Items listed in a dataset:
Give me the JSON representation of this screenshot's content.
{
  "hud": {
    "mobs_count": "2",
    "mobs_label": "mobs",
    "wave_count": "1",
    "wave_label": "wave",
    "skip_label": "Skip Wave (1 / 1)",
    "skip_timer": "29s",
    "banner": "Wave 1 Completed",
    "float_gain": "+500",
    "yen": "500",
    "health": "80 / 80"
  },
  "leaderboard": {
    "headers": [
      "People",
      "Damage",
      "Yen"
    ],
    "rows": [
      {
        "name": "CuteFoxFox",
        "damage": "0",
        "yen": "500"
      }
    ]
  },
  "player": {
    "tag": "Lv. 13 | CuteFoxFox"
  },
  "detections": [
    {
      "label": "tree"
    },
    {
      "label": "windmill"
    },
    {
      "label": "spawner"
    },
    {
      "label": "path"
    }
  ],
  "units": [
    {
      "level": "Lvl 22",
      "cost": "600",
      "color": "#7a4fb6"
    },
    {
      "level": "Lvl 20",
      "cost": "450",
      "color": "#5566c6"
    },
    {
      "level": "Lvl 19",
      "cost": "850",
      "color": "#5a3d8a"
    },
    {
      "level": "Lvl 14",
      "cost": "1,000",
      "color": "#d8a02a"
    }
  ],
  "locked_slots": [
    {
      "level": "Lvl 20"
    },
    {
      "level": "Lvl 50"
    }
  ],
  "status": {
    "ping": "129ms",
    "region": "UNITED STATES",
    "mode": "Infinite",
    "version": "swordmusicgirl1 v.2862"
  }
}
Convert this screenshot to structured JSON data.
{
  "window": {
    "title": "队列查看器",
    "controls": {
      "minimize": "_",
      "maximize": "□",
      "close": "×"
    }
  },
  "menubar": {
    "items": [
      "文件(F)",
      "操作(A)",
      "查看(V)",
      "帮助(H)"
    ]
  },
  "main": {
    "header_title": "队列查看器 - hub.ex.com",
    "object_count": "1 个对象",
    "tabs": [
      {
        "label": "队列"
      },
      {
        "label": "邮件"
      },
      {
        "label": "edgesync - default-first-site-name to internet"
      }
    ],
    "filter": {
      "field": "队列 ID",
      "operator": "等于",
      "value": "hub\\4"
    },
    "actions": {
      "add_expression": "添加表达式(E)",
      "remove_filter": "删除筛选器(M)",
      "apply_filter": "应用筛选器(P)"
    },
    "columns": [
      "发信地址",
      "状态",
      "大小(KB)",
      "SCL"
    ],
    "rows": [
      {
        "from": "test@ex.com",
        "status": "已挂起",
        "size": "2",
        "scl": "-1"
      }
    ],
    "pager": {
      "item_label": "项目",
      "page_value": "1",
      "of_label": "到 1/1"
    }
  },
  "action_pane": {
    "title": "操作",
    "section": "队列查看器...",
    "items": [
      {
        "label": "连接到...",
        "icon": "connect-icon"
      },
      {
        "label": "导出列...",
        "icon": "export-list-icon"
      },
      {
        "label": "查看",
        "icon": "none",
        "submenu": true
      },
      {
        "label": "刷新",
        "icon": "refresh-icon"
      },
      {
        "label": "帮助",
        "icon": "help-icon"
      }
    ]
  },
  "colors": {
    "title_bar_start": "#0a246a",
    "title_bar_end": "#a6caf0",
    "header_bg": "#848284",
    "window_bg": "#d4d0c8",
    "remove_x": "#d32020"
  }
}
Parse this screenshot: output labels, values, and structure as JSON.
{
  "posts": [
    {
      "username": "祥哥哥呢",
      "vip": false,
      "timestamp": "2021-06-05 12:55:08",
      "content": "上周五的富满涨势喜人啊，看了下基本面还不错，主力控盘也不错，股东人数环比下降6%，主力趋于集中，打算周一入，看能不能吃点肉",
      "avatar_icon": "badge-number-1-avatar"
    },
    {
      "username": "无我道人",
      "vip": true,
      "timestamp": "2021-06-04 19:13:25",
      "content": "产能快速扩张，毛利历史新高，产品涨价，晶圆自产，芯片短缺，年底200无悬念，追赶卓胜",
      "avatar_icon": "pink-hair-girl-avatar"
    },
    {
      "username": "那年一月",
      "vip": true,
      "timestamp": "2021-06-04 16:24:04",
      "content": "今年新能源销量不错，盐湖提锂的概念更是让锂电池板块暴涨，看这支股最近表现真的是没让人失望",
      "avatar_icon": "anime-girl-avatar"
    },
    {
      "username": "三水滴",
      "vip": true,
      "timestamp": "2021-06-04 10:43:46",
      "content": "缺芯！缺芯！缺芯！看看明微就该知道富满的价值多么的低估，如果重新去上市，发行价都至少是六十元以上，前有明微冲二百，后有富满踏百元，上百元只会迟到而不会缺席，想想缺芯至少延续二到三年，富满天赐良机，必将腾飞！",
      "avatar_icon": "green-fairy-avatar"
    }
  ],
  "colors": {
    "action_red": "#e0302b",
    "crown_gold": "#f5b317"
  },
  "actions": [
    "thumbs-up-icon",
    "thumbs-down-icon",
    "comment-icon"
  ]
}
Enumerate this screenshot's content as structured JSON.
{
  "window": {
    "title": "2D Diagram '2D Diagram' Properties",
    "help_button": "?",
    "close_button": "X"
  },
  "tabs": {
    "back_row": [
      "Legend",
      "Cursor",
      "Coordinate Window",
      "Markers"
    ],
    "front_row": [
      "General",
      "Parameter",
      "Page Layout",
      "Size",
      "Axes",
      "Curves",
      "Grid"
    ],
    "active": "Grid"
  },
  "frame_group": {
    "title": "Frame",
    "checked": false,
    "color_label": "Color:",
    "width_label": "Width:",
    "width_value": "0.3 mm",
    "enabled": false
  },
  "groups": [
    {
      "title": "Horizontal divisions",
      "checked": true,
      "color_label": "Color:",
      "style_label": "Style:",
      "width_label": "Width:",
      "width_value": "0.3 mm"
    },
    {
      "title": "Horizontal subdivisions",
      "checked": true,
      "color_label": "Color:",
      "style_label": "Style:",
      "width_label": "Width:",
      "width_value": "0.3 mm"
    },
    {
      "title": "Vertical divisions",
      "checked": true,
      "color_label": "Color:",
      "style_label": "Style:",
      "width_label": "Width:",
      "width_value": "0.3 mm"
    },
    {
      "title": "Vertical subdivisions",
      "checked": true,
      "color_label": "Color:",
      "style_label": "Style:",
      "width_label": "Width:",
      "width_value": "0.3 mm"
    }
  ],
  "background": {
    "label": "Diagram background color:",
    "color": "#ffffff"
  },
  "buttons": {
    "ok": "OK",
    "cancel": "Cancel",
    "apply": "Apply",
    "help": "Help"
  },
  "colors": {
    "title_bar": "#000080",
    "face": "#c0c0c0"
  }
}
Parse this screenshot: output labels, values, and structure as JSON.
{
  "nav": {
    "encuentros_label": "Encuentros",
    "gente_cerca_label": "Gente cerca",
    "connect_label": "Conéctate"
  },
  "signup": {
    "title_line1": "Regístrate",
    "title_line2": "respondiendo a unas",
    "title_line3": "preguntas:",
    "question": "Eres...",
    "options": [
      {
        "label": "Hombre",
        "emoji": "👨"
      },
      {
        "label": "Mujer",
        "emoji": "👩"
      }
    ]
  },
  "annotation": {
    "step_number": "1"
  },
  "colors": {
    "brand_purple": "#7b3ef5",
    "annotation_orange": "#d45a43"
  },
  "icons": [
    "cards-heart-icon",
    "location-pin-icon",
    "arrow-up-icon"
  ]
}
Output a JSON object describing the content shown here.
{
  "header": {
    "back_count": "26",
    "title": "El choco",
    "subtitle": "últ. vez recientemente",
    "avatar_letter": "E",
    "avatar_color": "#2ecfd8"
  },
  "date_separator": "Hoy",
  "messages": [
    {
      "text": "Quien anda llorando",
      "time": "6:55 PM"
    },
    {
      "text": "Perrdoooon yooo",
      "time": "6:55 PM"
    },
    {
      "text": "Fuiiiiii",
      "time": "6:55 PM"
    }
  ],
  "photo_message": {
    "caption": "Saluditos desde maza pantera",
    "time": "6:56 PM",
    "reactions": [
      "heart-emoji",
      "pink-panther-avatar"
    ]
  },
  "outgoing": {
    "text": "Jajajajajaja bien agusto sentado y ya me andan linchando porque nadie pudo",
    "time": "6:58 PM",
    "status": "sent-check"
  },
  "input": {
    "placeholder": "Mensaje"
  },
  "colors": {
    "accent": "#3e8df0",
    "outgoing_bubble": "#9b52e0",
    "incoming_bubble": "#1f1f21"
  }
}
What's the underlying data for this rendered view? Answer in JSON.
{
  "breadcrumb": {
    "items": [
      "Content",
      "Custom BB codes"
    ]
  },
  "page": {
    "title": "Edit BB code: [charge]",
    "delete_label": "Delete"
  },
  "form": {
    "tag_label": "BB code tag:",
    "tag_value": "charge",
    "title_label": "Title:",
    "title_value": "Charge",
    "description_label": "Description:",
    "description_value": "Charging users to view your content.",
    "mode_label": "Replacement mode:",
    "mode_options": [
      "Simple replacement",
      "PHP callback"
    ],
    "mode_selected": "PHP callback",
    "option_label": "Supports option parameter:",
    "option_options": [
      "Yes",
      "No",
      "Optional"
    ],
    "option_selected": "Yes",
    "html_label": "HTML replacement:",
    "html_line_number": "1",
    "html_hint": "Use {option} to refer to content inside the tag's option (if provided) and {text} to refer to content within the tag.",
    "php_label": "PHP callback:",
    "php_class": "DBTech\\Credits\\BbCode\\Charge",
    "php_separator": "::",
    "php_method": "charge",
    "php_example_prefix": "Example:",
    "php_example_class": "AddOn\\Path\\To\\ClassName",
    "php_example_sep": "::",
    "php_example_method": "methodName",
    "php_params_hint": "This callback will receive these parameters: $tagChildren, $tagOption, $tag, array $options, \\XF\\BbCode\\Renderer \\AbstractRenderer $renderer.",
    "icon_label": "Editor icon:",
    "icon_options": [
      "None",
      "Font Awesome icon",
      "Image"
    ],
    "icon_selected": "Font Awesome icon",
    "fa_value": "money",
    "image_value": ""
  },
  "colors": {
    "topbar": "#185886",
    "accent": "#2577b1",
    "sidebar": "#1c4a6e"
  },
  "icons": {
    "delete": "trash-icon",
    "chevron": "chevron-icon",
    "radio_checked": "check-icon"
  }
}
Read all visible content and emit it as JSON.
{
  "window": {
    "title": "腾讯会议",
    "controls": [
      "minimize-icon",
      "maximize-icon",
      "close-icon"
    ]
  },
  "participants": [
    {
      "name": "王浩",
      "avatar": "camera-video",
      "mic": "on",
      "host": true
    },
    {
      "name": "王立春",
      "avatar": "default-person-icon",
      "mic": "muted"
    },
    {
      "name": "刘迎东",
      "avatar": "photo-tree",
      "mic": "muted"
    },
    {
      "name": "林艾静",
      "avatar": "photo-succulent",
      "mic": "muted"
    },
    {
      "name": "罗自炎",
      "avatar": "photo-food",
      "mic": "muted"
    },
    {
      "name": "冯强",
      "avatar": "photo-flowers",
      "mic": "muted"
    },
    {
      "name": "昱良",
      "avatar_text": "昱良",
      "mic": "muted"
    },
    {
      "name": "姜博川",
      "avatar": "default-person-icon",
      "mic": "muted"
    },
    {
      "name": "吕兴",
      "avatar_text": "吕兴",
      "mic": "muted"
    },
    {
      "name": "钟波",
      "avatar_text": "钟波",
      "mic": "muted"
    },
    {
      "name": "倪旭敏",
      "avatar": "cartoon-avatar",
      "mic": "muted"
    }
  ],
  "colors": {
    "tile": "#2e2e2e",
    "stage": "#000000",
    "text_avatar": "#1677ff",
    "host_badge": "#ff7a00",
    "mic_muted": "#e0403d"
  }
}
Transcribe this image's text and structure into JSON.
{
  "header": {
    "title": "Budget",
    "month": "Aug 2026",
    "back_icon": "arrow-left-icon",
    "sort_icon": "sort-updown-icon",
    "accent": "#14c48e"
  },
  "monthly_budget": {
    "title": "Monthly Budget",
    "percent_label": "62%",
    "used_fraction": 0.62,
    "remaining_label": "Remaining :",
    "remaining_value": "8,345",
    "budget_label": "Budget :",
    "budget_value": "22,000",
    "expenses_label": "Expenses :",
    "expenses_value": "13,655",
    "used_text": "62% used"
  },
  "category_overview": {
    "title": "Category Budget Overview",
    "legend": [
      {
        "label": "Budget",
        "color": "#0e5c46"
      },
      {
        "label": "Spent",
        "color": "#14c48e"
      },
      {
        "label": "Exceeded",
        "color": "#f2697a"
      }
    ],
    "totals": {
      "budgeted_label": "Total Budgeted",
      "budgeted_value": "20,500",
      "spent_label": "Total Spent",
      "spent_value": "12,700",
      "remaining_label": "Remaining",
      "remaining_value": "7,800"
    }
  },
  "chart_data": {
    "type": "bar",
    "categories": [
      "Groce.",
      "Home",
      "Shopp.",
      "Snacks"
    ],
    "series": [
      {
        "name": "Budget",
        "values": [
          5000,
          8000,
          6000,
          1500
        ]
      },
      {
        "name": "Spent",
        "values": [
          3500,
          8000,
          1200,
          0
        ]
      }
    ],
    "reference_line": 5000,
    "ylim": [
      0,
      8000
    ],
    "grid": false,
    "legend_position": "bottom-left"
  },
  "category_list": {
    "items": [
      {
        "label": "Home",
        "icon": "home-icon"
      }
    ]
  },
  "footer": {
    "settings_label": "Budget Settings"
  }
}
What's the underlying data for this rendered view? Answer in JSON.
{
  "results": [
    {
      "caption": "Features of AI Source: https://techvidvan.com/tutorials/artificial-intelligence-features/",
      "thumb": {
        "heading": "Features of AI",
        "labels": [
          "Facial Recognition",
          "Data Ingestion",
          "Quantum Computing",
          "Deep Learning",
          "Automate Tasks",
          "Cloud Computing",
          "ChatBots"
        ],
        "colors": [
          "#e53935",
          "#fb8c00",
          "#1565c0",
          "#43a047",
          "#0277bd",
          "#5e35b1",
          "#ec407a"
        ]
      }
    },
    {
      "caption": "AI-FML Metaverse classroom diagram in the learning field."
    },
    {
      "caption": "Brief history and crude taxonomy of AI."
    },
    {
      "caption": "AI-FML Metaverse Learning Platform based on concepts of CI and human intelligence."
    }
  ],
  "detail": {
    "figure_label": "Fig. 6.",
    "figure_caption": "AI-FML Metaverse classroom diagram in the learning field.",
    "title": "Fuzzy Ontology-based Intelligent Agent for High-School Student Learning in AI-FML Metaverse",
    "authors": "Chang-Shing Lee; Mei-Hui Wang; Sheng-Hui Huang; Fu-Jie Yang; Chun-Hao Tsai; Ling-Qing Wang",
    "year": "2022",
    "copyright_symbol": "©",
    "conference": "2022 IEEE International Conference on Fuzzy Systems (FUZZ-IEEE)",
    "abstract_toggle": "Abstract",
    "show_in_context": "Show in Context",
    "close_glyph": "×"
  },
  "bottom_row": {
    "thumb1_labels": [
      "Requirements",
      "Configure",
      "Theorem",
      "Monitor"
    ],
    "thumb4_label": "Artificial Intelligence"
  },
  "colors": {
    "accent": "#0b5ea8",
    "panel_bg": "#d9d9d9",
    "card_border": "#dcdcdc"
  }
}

• _What you will do_:
In the entries above, identify every line with the string "field".

• _Problem solution_:
      "field": "队列 ID",
      "caption": "AI-FML Metaverse classroom diagram in the learning field."
    "figure_caption": "AI-FML Metaverse classroom diagram in the learning field.",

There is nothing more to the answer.